# [Passage]
_____

Labor dispossessed from its individual, particular abilities to provide for the laborer; labor stripped of its use; labor as time; time as the measure for exchange. Labor’s loss is time.
If time is the measure, then absent that bigger fool of whom every capitalist dreams, then the formal exchanges of commodities have to be equal, and fair; they have to be exchanges of time for time.
The reduction of labor to time is only possible because of labor’s capacity to create greater quantities than can be directly consumed. The time of labor is a quality; the quality is the ability of labor to convert itself into material products extending forward in time, beyond its own particular, and immediate, needs; to create surplus; to overproduce.
Labor’s ability to overproduce is precisely what is captured, fixed, by capital in the conversion of labor time into value.
Within the fairness, the equality of exchange of labor for wages, the unequal exchange of quality, time, for quantity takes place. Only a portion of the labor time is compensated, that time necessary for the reproduction of the laborers as a value-producing class; only that portion required for the workers to expand the reproduction of capital.

_____

# [Recorded information]
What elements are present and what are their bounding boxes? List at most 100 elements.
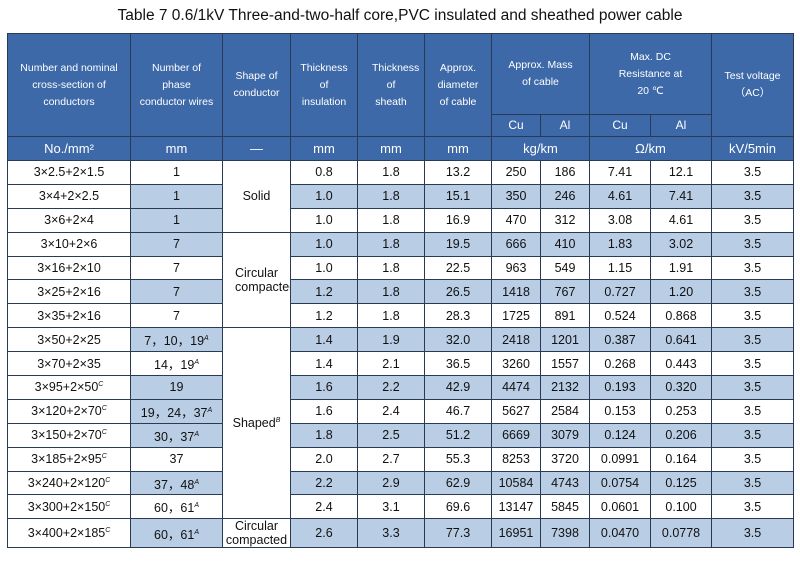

_____

# [Written instruction 1]
In the passage on labor and time, what is captured by capital in the conversion of labor time into value?
# [Written instruction 2]
Continue the passage on labor and time from its final sentence.

# [Expected output 1]
Labor's ability to overproduce.

# [Expected output 2]
The more this labor power produces, the relatively less the power of labor; the more this labor power produces, the proportionately less is returned to the laborers; the more this labor power produces, the less the need, use, production and reproduction of labor makes up the value of the products; the more this labor power produces, the more the surplus labor, the surplus product, the surplus value, the overproduction is converted into the property of the capitalist; the more this labor power produces, the more the capital displaces, outweighs labor power in the process of reproduction; the more this labor power produces, the more the productivity of labor is consumed by and converted into the overproduction of capital.
Overproduction, inherent in the organization of labor as wage-labor, is the source and the limit to the aggrandizement of surplus-value. Overproduction is the origin and barrier to profitability. Overproduction is always the overproduction of capital, and is capital’s immanent critique.
The extraction of proportionately greater amounts of surplus labor time through reducing the time necessary for the laborers to reproduce, “work up,” values equal to their own wages, does not, and cannot, increase the new value embodied in the individual commodities, or the value of the commodities in total. Time is time.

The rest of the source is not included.